Can you find the lines of the listing that include "validateJarFile" and copy every one?

● RECORDS TO PROCESS:
- - - - -

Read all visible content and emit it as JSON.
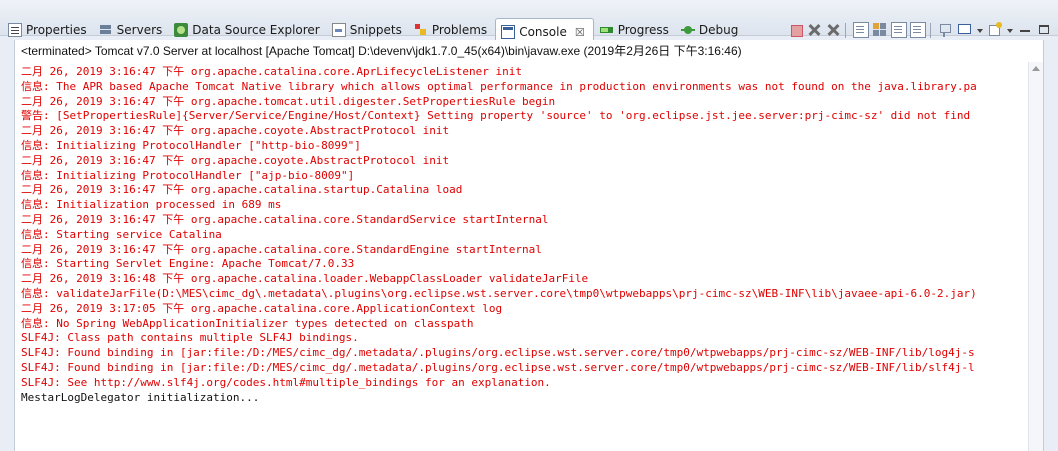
{
  "tabs": [
    {
      "label": "Properties",
      "icon": "properties-icon"
    },
    {
      "label": "Servers",
      "icon": "servers-icon"
    },
    {
      "label": "Data Source Explorer",
      "icon": "data-source-explorer-icon"
    },
    {
      "label": "Snippets",
      "icon": "snippets-icon"
    },
    {
      "label": "Problems",
      "icon": "problems-icon"
    },
    {
      "label": "Console",
      "icon": "console-icon",
      "active": true,
      "close": "☒"
    },
    {
      "label": "Progress",
      "icon": "progress-icon"
    },
    {
      "label": "Debug",
      "icon": "debug-icon"
    }
  ],
  "status_line": "<terminated> Tomcat v7.0 Server at localhost [Apache Tomcat] D:\\devenv\\jdk1.7.0_45(x64)\\bin\\javaw.exe (2019年2月26日 下午3:16:46)",
  "console_lines": [
    {
      "text": "二月 26, 2019 3:16:47 下午 org.apache.catalina.core.AprLifecycleListener init",
      "stream": "stderr"
    },
    {
      "text": "信息: The APR based Apache Tomcat Native library which allows optimal performance in production environments was not found on the java.library.pa",
      "stream": "stderr"
    },
    {
      "text": "二月 26, 2019 3:16:47 下午 org.apache.tomcat.util.digester.SetPropertiesRule begin",
      "stream": "stderr"
    },
    {
      "text": "警告: [SetPropertiesRule]{Server/Service/Engine/Host/Context} Setting property 'source' to 'org.eclipse.jst.jee.server:prj-cimc-sz' did not find",
      "stream": "stderr"
    },
    {
      "text": "二月 26, 2019 3:16:47 下午 org.apache.coyote.AbstractProtocol init",
      "stream": "stderr"
    },
    {
      "text": "信息: Initializing ProtocolHandler [\"http-bio-8099\"]",
      "stream": "stderr"
    },
    {
      "text": "二月 26, 2019 3:16:47 下午 org.apache.coyote.AbstractProtocol init",
      "stream": "stderr"
    },
    {
      "text": "信息: Initializing ProtocolHandler [\"ajp-bio-8009\"]",
      "stream": "stderr"
    },
    {
      "text": "二月 26, 2019 3:16:47 下午 org.apache.catalina.startup.Catalina load",
      "stream": "stderr"
    },
    {
      "text": "信息: Initialization processed in 689 ms",
      "stream": "stderr"
    },
    {
      "text": "二月 26, 2019 3:16:47 下午 org.apache.catalina.core.StandardService startInternal",
      "stream": "stderr"
    },
    {
      "text": "信息: Starting service Catalina",
      "stream": "stderr"
    },
    {
      "text": "二月 26, 2019 3:16:47 下午 org.apache.catalina.core.StandardEngine startInternal",
      "stream": "stderr"
    },
    {
      "text": "信息: Starting Servlet Engine: Apache Tomcat/7.0.33",
      "stream": "stderr"
    },
    {
      "text": "二月 26, 2019 3:16:48 下午 org.apache.catalina.loader.WebappClassLoader validateJarFile",
      "stream": "stderr"
    },
    {
      "text": "信息: validateJarFile(D:\\MES\\cimc_dg\\.metadata\\.plugins\\org.eclipse.wst.server.core\\tmp0\\wtpwebapps\\prj-cimc-sz\\WEB-INF\\lib\\javaee-api-6.0-2.jar)",
      "stream": "stderr"
    },
    {
      "text": "二月 26, 2019 3:17:05 下午 org.apache.catalina.core.ApplicationContext log",
      "stream": "stderr"
    },
    {
      "text": "信息: No Spring WebApplicationInitializer types detected on classpath",
      "stream": "stderr"
    },
    {
      "text": "SLF4J: Class path contains multiple SLF4J bindings.",
      "stream": "stderr"
    },
    {
      "text": "SLF4J: Found binding in [jar:file:/D:/MES/cimc_dg/.metadata/.plugins/org.eclipse.wst.server.core/tmp0/wtpwebapps/prj-cimc-sz/WEB-INF/lib/log4j-s",
      "stream": "stderr"
    },
    {
      "text": "SLF4J: Found binding in [jar:file:/D:/MES/cimc_dg/.metadata/.plugins/org.eclipse.wst.server.core/tmp0/wtpwebapps/prj-cimc-sz/WEB-INF/lib/slf4j-l",
      "stream": "stderr"
    },
    {
      "text": "SLF4J: See http://www.slf4j.org/codes.html#multiple_bindings for an explanation.",
      "stream": "stderr"
    },
    {
      "text": "MestarLogDelegator initialization...",
      "stream": "stdout"
    }
  ],
  "toolbar": {
    "buttons": [
      {
        "icon": "terminate-icon"
      },
      {
        "icon": "remove-launch-icon"
      },
      {
        "icon": "remove-all-terminated-icon"
      },
      {
        "icon": "scroll-lock-icon"
      },
      {
        "icon": "show-on-output-icon"
      },
      {
        "icon": "word-wrap-icon"
      },
      {
        "icon": "pin-console-icon"
      },
      {
        "icon": "display-console-icon"
      },
      {
        "icon": "open-console-icon"
      },
      {
        "icon": "minimize-icon"
      },
      {
        "icon": "maximize-icon"
      }
    ]
  },
  "colors": {
    "stderr": "#e00000",
    "stdout": "#111111",
    "tab_bar": "#dde4ee"
  }
}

- - - - -

● CORRECT OUTPUT:
      "text": "二月 26, 2019 3:16:48 下午 org.apache.catalina.loader.WebappClassLoader validateJarFile",
      "text": "信息: validateJarFile(D:\\MES\\cimc_dg\\.metadata\\.plugins\\org.eclipse.wst.server.core\\tmp0\\wtpwebapps\\prj-cimc-sz\\WEB-INF\\lib\\javaee-api-6.0-2.jar)",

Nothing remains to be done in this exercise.